Problem details ▸ Work out how many lines hold "JSON". Give the number and nothing else.

— BEGIN Data shown —

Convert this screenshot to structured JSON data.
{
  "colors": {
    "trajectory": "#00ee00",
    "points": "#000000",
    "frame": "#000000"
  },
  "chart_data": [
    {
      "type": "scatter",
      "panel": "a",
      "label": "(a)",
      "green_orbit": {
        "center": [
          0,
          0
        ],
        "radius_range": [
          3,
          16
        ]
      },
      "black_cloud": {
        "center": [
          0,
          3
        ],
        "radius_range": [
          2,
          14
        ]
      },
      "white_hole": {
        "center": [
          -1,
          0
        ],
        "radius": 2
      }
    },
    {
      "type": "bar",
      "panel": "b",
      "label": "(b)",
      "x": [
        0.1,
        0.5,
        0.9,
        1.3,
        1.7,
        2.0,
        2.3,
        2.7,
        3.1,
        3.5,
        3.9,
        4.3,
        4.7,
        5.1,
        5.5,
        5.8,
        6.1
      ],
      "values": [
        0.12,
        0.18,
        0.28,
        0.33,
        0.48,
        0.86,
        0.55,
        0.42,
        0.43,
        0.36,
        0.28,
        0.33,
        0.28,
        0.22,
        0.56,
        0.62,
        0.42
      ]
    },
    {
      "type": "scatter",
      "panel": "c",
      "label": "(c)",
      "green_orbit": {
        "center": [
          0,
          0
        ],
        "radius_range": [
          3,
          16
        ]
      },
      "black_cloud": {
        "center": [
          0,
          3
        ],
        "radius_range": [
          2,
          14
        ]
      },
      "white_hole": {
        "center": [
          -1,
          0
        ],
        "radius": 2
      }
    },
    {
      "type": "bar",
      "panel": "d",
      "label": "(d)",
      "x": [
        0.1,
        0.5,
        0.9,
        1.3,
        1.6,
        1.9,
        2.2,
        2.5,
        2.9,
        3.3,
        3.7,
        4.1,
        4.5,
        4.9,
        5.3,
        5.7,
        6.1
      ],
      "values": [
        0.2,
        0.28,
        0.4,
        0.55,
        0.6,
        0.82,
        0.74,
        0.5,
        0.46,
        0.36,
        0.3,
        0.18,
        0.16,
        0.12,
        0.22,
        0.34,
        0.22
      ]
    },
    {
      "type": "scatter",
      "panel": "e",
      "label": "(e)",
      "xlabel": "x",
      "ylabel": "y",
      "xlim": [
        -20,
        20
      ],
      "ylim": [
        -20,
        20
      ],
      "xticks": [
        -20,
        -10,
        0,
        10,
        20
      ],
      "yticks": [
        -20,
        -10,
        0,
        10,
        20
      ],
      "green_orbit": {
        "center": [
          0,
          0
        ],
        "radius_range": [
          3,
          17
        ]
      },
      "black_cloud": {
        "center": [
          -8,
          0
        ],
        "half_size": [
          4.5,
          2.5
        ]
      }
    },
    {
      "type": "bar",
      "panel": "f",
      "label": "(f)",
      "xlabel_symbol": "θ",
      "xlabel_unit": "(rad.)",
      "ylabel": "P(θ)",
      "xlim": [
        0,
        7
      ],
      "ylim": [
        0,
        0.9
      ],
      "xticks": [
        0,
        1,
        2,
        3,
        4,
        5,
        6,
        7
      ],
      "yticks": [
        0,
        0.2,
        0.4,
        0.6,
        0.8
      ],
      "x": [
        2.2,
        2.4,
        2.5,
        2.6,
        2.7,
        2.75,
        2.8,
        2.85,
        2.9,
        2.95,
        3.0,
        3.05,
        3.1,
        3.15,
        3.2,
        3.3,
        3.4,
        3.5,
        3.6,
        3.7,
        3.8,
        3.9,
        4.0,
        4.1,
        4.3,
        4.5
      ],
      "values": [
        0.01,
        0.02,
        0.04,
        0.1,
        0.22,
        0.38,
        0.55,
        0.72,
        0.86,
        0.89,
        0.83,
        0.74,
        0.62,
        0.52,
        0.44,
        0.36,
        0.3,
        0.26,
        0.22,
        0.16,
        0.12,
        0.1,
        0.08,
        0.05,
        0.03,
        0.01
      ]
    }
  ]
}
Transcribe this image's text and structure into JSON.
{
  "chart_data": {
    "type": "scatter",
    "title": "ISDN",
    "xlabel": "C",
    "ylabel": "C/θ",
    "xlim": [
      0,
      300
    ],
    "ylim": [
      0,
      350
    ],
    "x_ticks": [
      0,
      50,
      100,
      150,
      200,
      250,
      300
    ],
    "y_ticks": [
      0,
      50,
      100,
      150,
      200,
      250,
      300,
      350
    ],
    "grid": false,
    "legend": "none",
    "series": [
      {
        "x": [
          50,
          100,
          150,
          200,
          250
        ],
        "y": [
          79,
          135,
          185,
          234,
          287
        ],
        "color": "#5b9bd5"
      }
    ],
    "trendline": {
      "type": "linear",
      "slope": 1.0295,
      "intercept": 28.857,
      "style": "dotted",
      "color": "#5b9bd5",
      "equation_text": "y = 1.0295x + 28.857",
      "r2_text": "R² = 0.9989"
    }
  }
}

— END Data shown —

Reply ▸ 2